GOAL - For each line below that contains the string "text", copy that line.

EXCERPTED RECORDS -
..........

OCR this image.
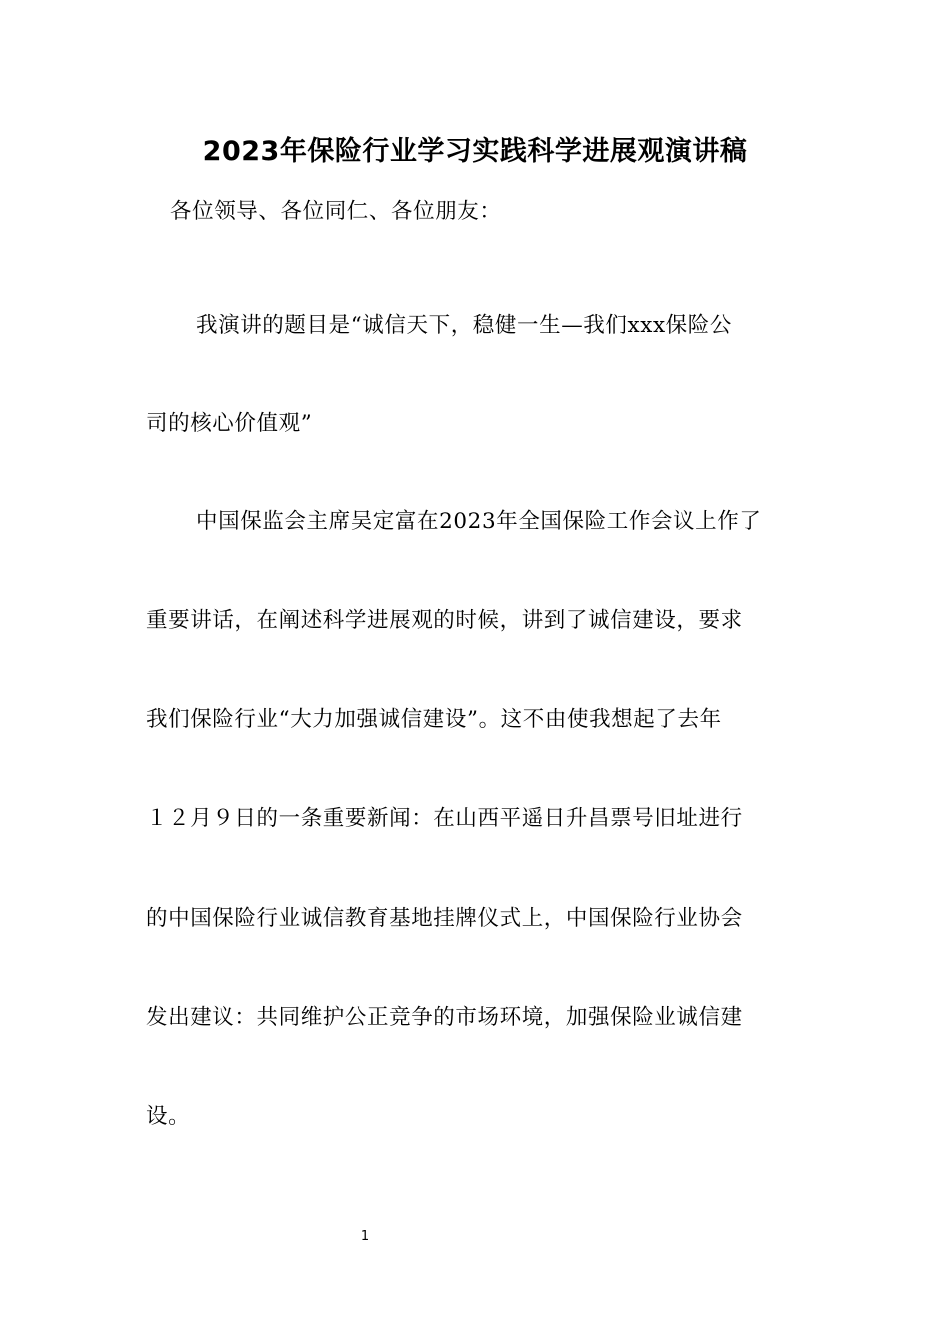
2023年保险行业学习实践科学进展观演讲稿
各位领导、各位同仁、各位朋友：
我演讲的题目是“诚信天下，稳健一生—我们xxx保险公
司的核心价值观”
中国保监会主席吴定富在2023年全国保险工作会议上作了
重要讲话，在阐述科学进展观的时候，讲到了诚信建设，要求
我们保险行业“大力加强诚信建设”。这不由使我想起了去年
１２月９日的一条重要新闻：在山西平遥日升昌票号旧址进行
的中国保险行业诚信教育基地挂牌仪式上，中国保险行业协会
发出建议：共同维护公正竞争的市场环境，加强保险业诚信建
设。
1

..........

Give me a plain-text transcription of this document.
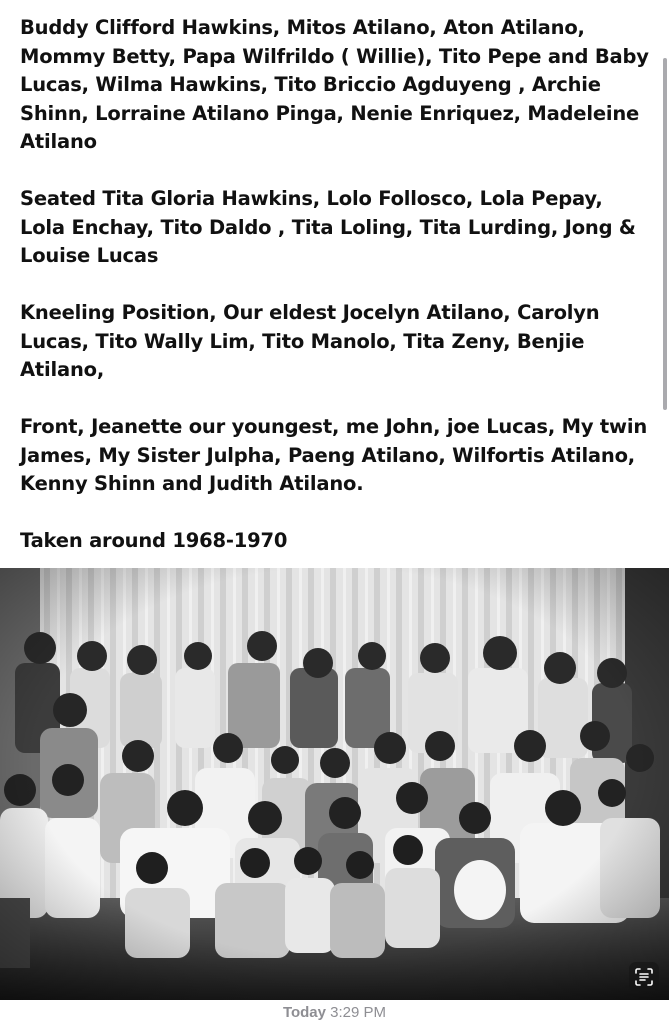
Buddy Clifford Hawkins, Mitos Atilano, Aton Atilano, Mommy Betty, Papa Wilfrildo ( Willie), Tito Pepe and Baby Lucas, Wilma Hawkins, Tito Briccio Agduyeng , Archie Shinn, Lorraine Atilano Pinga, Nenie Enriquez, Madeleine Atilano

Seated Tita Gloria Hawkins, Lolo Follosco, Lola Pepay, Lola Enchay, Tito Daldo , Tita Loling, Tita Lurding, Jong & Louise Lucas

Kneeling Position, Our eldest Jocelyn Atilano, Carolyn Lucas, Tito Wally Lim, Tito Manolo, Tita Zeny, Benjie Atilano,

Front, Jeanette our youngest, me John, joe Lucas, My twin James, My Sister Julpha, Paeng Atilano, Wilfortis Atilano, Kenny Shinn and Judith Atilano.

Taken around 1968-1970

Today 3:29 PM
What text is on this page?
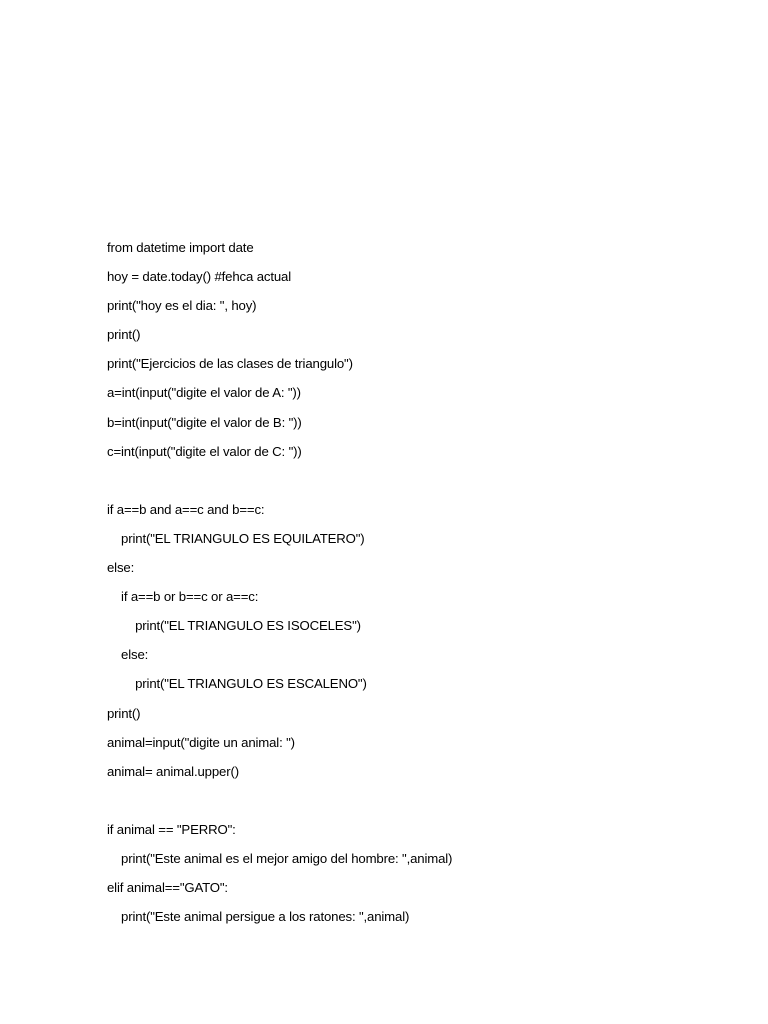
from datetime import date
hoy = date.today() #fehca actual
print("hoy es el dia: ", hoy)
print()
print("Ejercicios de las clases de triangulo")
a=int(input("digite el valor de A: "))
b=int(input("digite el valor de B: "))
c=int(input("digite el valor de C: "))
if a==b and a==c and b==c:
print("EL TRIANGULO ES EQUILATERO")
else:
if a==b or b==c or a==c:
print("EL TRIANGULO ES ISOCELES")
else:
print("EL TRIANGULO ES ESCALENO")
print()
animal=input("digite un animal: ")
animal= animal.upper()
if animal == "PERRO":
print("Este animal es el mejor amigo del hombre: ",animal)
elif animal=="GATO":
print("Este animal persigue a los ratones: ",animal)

..........

TASK SOLUTION -
Give me a plain-text transcription of this document.
What text is on this page?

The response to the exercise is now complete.